> _What to produce_
Look through the data for the string "object". Copy every line where it is found.

[Records]
::::::::::

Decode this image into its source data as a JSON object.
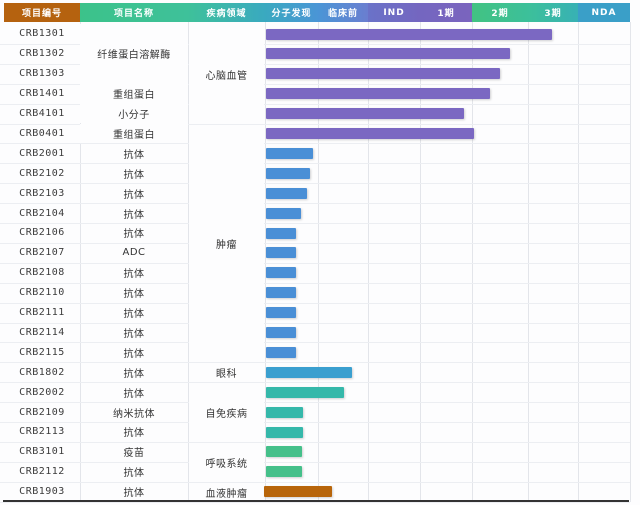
{
  "chart_data": {
    "type": "bar",
    "orientation": "horizontal",
    "title": "",
    "columns": [
      "项目编号",
      "项目名称",
      "疾病领域",
      "分子发现",
      "临床前",
      "IND",
      "1期",
      "2期",
      "3期",
      "NDA"
    ],
    "stages": [
      "分子发现",
      "临床前",
      "IND",
      "1期",
      "2期",
      "3期",
      "NDA"
    ],
    "xlim": [
      0,
      7
    ],
    "legend": "none",
    "grid": true,
    "rows": [
      {
        "id": "CRB1301",
        "name": "纤维蛋白溶解酶",
        "area": "心脑血管",
        "progress": 5.5,
        "color": "#7b68c2"
      },
      {
        "id": "CRB1302",
        "name": "纤维蛋白溶解酶",
        "area": "心脑血管",
        "progress": 4.7,
        "color": "#7b68c2"
      },
      {
        "id": "CRB1303",
        "name": "纤维蛋白溶解酶",
        "area": "心脑血管",
        "progress": 4.5,
        "color": "#7b68c2"
      },
      {
        "id": "CRB1401",
        "name": "重组蛋白",
        "area": "心脑血管",
        "progress": 4.3,
        "color": "#7b68c2"
      },
      {
        "id": "CRB4101",
        "name": "小分子",
        "area": "心脑血管",
        "progress": 3.8,
        "color": "#7b68c2"
      },
      {
        "id": "CRB0401",
        "name": "重组蛋白",
        "area": "肿瘤",
        "progress": 4.0,
        "color": "#7b68c2"
      },
      {
        "id": "CRB2001",
        "name": "抗体",
        "area": "肿瘤",
        "progress": 0.9,
        "color": "#4a8fd6"
      },
      {
        "id": "CRB2102",
        "name": "抗体",
        "area": "肿瘤",
        "progress": 0.85,
        "color": "#4a8fd6"
      },
      {
        "id": "CRB2103",
        "name": "抗体",
        "area": "肿瘤",
        "progress": 0.78,
        "color": "#4a8fd6"
      },
      {
        "id": "CRB2104",
        "name": "抗体",
        "area": "肿瘤",
        "progress": 0.68,
        "color": "#4a8fd6"
      },
      {
        "id": "CRB2106",
        "name": "抗体",
        "area": "肿瘤",
        "progress": 0.57,
        "color": "#4a8fd6"
      },
      {
        "id": "CRB2107",
        "name": "ADC",
        "area": "肿瘤",
        "progress": 0.57,
        "color": "#4a8fd6"
      },
      {
        "id": "CRB2108",
        "name": "抗体",
        "area": "肿瘤",
        "progress": 0.57,
        "color": "#4a8fd6"
      },
      {
        "id": "CRB2110",
        "name": "抗体",
        "area": "肿瘤",
        "progress": 0.57,
        "color": "#4a8fd6"
      },
      {
        "id": "CRB2111",
        "name": "抗体",
        "area": "肿瘤",
        "progress": 0.57,
        "color": "#4a8fd6"
      },
      {
        "id": "CRB2114",
        "name": "抗体",
        "area": "肿瘤",
        "progress": 0.57,
        "color": "#4a8fd6"
      },
      {
        "id": "CRB2115",
        "name": "抗体",
        "area": "肿瘤",
        "progress": 0.57,
        "color": "#4a8fd6"
      },
      {
        "id": "CRB1802",
        "name": "抗体",
        "area": "眼科",
        "progress": 1.65,
        "color": "#3a9fcf"
      },
      {
        "id": "CRB2002",
        "name": "抗体",
        "area": "自免疾病",
        "progress": 1.5,
        "color": "#35b8aa"
      },
      {
        "id": "CRB2109",
        "name": "纳米抗体",
        "area": "自免疾病",
        "progress": 0.72,
        "color": "#35b8aa"
      },
      {
        "id": "CRB2113",
        "name": "抗体",
        "area": "自免疾病",
        "progress": 0.72,
        "color": "#35b8aa"
      },
      {
        "id": "CRB3101",
        "name": "疫苗",
        "area": "呼吸系统",
        "progress": 0.7,
        "color": "#45c08a"
      },
      {
        "id": "CRB2112",
        "name": "抗体",
        "area": "呼吸系统",
        "progress": 0.7,
        "color": "#45c08a"
      },
      {
        "id": "CRB1903",
        "name": "抗体",
        "area": "血液肿瘤",
        "progress": 1.3,
        "color": "#b8650a"
      }
    ]
  },
  "header": {
    "col_id": "项目编号",
    "col_name": "项目名称",
    "col_area": "疾病领域",
    "stage_discovery": "分子发现",
    "stage_preclinical": "临床前",
    "stage_ind": "IND",
    "stage_p1": "1期",
    "stage_p2": "2期",
    "stage_p3": "3期",
    "stage_nda": "NDA"
  },
  "merged_names": [
    {
      "label": "纤维蛋白溶解酶",
      "rows": [
        0,
        2
      ]
    },
    {
      "label": "重组蛋白",
      "rows": [
        3,
        3
      ]
    },
    {
      "label": "小分子",
      "rows": [
        4,
        4
      ]
    },
    {
      "label": "重组蛋白",
      "rows": [
        5,
        5
      ]
    }
  ],
  "areas": [
    {
      "label": "心脑血管",
      "rows": [
        0,
        4
      ]
    },
    {
      "label": "肿瘤",
      "rows": [
        5,
        16
      ]
    },
    {
      "label": "眼科",
      "rows": [
        17,
        17
      ]
    },
    {
      "label": "自免疾病",
      "rows": [
        18,
        20
      ]
    },
    {
      "label": "呼吸系统",
      "rows": [
        21,
        22
      ]
    },
    {
      "label": "血液肿瘤",
      "rows": [
        23,
        23
      ]
    }
  ],
  "colors": {
    "header_id": "#b5620f",
    "cardio": "#7b68c2",
    "oncology": "#4a8fd6",
    "ophthalmology": "#3a9fcf",
    "autoimmune": "#35b8aa",
    "respiratory": "#45c08a",
    "hematologic": "#b8650a"
  }
}
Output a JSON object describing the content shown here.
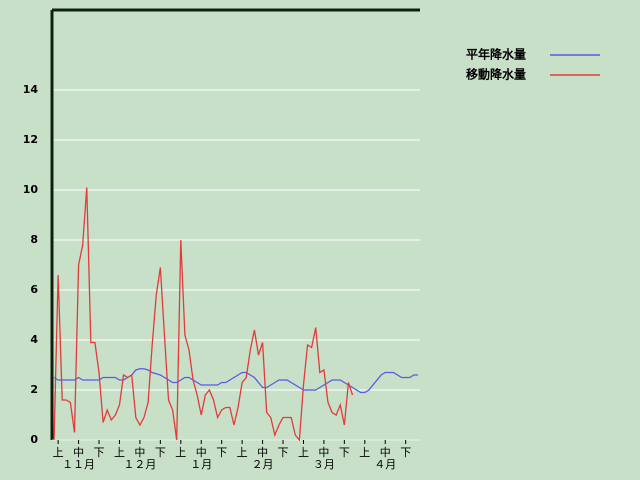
{
  "chart_data": {
    "type": "line",
    "categories": [
      null,
      "上",
      null,
      null,
      null,
      null,
      "中",
      null,
      null,
      null,
      null,
      "下",
      null,
      null,
      null,
      null,
      "上",
      null,
      null,
      null,
      null,
      "中",
      null,
      null,
      null,
      null,
      "下",
      null,
      null,
      null,
      null,
      "上",
      null,
      null,
      null,
      null,
      "中",
      null,
      null,
      null,
      null,
      "下",
      null,
      null,
      null,
      null,
      "上",
      null,
      null,
      null,
      null,
      "中",
      null,
      null,
      null,
      null,
      "下",
      null,
      null,
      null,
      null,
      "上",
      null,
      null,
      null,
      null,
      "中",
      null,
      null,
      null,
      null,
      "下",
      null,
      null,
      null,
      null,
      "上",
      null,
      null,
      null,
      null,
      "中",
      null,
      null,
      null,
      null,
      "下",
      null,
      null,
      null
    ],
    "months": [
      "１１月",
      "１２月",
      "１月",
      "２月",
      "３月",
      "４月"
    ],
    "series": [
      {
        "name": "平年降水量",
        "color": "#5a5ae6",
        "values": [
          2.5,
          2.4,
          2.4,
          2.4,
          2.4,
          2.4,
          2.5,
          2.4,
          2.4,
          2.4,
          2.4,
          2.4,
          2.5,
          2.5,
          2.5,
          2.5,
          2.4,
          2.4,
          2.5,
          2.6,
          2.8,
          2.85,
          2.85,
          2.8,
          2.7,
          2.65,
          2.6,
          2.5,
          2.4,
          2.3,
          2.3,
          2.4,
          2.5,
          2.5,
          2.4,
          2.3,
          2.2,
          2.2,
          2.2,
          2.2,
          2.2,
          2.3,
          2.3,
          2.4,
          2.5,
          2.6,
          2.7,
          2.7,
          2.6,
          2.5,
          2.3,
          2.1,
          2.1,
          2.2,
          2.3,
          2.4,
          2.4,
          2.4,
          2.3,
          2.2,
          2.1,
          2.0,
          2.0,
          2.0,
          2.0,
          2.1,
          2.2,
          2.3,
          2.4,
          2.4,
          2.4,
          2.3,
          2.2,
          2.1,
          2.0,
          1.9,
          1.9,
          2.0,
          2.2,
          2.4,
          2.6,
          2.7,
          2.7,
          2.7,
          2.6,
          2.5,
          2.5,
          2.5,
          2.6,
          2.6
        ]
      },
      {
        "name": "移動降水量",
        "color": "#e03c3c",
        "values": [
          0,
          6.6,
          1.6,
          1.6,
          1.5,
          0.3,
          7.0,
          7.8,
          10.1,
          3.9,
          3.9,
          2.7,
          0.7,
          1.2,
          0.8,
          1.0,
          1.4,
          2.6,
          2.5,
          2.6,
          0.9,
          0.6,
          0.9,
          1.5,
          3.8,
          5.8,
          6.9,
          4.2,
          1.6,
          1.2,
          0.0,
          8.0,
          4.2,
          3.6,
          2.4,
          1.8,
          1.0,
          1.8,
          2.0,
          1.6,
          0.9,
          1.2,
          1.3,
          1.3,
          0.6,
          1.3,
          2.3,
          2.5,
          3.6,
          4.4,
          3.4,
          3.9,
          1.1,
          0.9,
          0.2,
          0.6,
          0.9,
          0.9,
          0.9,
          0.2,
          0.0,
          2.2,
          3.8,
          3.7,
          4.5,
          2.7,
          2.8,
          1.5,
          1.1,
          1.0,
          1.4,
          0.6,
          2.3,
          1.8,
          null,
          null,
          null,
          null,
          null,
          null,
          null,
          null,
          null,
          null,
          null,
          null,
          null,
          null,
          null,
          null
        ]
      }
    ],
    "ylim": [
      0,
      17.2
    ],
    "yticks": [
      0,
      2,
      4,
      6,
      8,
      10,
      12,
      14
    ],
    "grid": true
  }
}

::::::::::

> _Exercise result_
Decode this image into its source data as a JSON object.
Output a JSON object describing the content shown here.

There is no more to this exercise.